• [WHAT IS NEEDED]
Find the lines that contain the word "était" and copy each one.

• [MATERIAL TO PROCESS]
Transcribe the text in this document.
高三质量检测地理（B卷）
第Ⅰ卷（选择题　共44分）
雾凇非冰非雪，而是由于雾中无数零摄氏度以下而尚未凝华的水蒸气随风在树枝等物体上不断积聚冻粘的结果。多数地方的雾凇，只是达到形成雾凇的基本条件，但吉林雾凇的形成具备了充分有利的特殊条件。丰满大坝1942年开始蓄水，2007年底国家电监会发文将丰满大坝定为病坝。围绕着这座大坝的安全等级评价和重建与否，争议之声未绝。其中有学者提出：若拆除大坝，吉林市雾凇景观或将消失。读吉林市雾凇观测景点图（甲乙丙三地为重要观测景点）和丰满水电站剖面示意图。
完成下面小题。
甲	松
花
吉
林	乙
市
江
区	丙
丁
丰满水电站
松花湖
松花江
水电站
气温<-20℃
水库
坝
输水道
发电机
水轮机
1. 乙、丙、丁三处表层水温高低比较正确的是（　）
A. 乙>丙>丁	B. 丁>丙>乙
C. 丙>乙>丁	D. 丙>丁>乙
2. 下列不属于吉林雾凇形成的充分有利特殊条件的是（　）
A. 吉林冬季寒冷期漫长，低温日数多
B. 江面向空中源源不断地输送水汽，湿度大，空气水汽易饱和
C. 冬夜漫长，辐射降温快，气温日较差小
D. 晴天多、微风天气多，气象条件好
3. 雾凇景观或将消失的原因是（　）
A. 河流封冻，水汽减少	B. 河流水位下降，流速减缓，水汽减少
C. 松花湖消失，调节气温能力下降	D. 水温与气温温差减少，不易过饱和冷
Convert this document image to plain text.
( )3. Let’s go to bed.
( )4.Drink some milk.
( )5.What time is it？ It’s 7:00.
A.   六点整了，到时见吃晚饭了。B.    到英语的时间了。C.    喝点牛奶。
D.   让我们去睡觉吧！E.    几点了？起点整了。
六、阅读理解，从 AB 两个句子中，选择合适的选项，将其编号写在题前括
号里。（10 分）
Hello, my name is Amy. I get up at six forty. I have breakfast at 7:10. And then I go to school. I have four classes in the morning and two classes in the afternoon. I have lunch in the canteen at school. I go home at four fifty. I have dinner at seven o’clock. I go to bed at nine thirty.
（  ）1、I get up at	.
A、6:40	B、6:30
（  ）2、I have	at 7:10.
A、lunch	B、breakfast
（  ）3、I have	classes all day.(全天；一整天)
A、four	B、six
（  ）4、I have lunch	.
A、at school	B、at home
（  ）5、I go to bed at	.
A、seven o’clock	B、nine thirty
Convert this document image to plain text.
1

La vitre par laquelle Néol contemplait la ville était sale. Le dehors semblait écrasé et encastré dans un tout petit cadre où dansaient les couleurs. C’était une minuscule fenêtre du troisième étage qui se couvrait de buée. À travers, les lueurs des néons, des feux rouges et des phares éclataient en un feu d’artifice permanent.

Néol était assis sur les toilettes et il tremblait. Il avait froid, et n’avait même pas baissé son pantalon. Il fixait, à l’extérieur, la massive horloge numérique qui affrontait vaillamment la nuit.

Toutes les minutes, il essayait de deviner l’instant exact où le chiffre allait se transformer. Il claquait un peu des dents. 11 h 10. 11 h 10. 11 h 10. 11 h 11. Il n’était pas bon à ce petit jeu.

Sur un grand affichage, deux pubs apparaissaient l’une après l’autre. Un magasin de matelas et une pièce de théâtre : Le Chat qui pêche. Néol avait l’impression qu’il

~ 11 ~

• [EXERCISE RESULT]
La vitre par laquelle Néol contemplait la ville était sale. Le dehors semblait écrasé et encastré dans un tout petit cadre où dansaient les couleurs. C’était une minuscule fenêtre du troisième étage qui se couvrait de buée. À travers, les lueurs des néons, des feux rouges et des phares éclataient en un feu d’artifice permanent.
Néol était assis sur les toilettes et il tremblait. Il avait froid, et n’avait même pas baissé son pantalon. Il fixait, à l’extérieur, la massive horloge numérique qui affrontait vaillamment la nuit.
Toutes les minutes, il essayait de deviner l’instant exact où le chiffre allait se transformer. Il claquait un peu des dents. 11 h 10. 11 h 10. 11 h 10. 11 h 11. Il n’était pas bon à ce petit jeu.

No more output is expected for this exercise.